* Provided records *

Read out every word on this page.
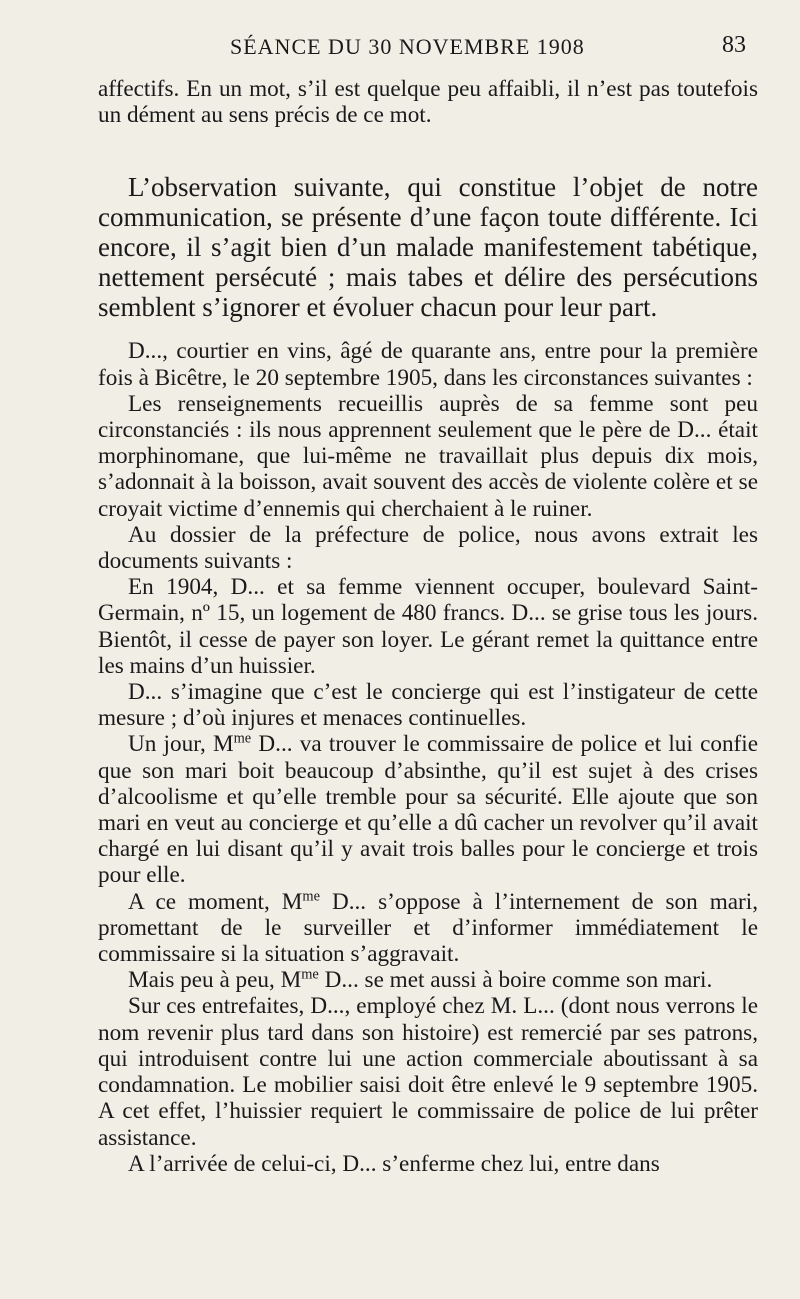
SÉANCE DU 30 NOVEMBRE 1908	83

affectifs. En un mot, s’il est quelque peu affaibli, il n’est pas toutefois un dément au sens précis de ce mot.

L’observation suivante, qui constitue l’objet de notre communication, se présente d’une façon toute différente. Ici encore, il s’agit bien d’un malade manifestement tabétique, nettement persécuté ; mais tabes et délire des persécutions semblent s’ignorer et évoluer chacun pour leur part.

D..., courtier en vins, âgé de quarante ans, entre pour la première fois à Bicêtre, le 20 septembre 1905, dans les circonstances suivantes :

Les renseignements recueillis auprès de sa femme sont peu circonstanciés : ils nous apprennent seulement que le père de D... était morphinomane, que lui-même ne travaillait plus depuis dix mois, s’adonnait à la boisson, avait souvent des accès de violente colère et se croyait victime d’ennemis qui cherchaient à le ruiner.

Au dossier de la préfecture de police, nous avons extrait les documents suivants :

En 1904, D... et sa femme viennent occuper, boulevard Saint-Germain, nº 15, un logement de 480 francs. D... se grise tous les jours. Bientôt, il cesse de payer son loyer. Le gérant remet la quittance entre les mains d’un huissier.

D... s’imagine que c’est le concierge qui est l’instigateur de cette mesure ; d’où injures et menaces continuelles.

Un jour, $M^{me}$ D... va trouver le commissaire de police et lui confie que son mari boit beaucoup d’absinthe, qu’il est sujet à des crises d’alcoolisme et qu’elle tremble pour sa sécurité. Elle ajoute que son mari en veut au concierge et qu’elle a dû cacher un revolver qu’il avait chargé en lui disant qu’il y avait trois balles pour le concierge et trois pour elle.

A ce moment, $M^{me}$ D... s’oppose à l’internement de son mari, promettant de le surveiller et d’informer immédiatement le commissaire si la situation s’aggravait.

Mais peu à peu, $M^{me}$ D... se met aussi à boire comme son mari.

Sur ces entrefaites, D..., employé chez M. L... (dont nous verrons le nom revenir plus tard dans son histoire) est remercié par ses patrons, qui introduisent contre lui une action commerciale aboutissant à sa condamnation. Le mobilier saisi doit être enlevé le 9 septembre 1905. A cet effet, l’huissier requiert le commissaire de police de lui prêter assistance.

A l’arrivée de celui-ci, D... s’enferme chez lui, entre dans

* Task to complete *
Set down all the entries exactly as they appear, but skip any pictures.

* Full solution *
Read out every word on this page.
SÉANCE DU 30 NOVEMBRE 1908	83

affectifs. En un mot, s’il est quelque peu affaibli, il n’est pas toutefois un dément au sens précis de ce mot.

L’observation suivante, qui constitue l’objet de notre communication, se présente d’une façon toute différente. Ici encore, il s’agit bien d’un malade manifestement tabétique, nettement persécuté ; mais tabes et délire des persécutions semblent s’ignorer et évoluer chacun pour leur part.

D..., courtier en vins, âgé de quarante ans, entre pour la première fois à Bicêtre, le 20 septembre 1905, dans les circonstances suivantes :

Les renseignements recueillis auprès de sa femme sont peu circonstanciés : ils nous apprennent seulement que le père de D... était morphinomane, que lui-même ne travaillait plus depuis dix mois, s’adonnait à la boisson, avait souvent des accès de violente colère et se croyait victime d’ennemis qui cherchaient à le ruiner.

Au dossier de la préfecture de police, nous avons extrait les documents suivants :

En 1904, D... et sa femme viennent occuper, boulevard Saint-Germain, nº 15, un logement de 480 francs. D... se grise tous les jours. Bientôt, il cesse de payer son loyer. Le gérant remet la quittance entre les mains d’un huissier.

D... s’imagine que c’est le concierge qui est l’instigateur de cette mesure ; d’où injures et menaces continuelles.

Un jour, $M^{me}$ D... va trouver le commissaire de police et lui confie que son mari boit beaucoup d’absinthe, qu’il est sujet à des crises d’alcoolisme et qu’elle tremble pour sa sécurité. Elle ajoute que son mari en veut au concierge et qu’elle a dû cacher un revolver qu’il avait chargé en lui disant qu’il y avait trois balles pour le concierge et trois pour elle.

A ce moment, $M^{me}$ D... s’oppose à l’internement de son mari, promettant de le surveiller et d’informer immédiatement le commissaire si la situation s’aggravait.

Mais peu à peu, $M^{me}$ D... se met aussi à boire comme son mari.

Sur ces entrefaites, D..., employé chez M. L... (dont nous verrons le nom revenir plus tard dans son histoire) est remercié par ses patrons, qui introduisent contre lui une action commerciale aboutissant à sa condamnation. Le mobilier saisi doit être enlevé le 9 septembre 1905. A cet effet, l’huissier requiert le commissaire de police de lui prêter assistance.

A l’arrivée de celui-ci, D... s’enferme chez lui, entre dans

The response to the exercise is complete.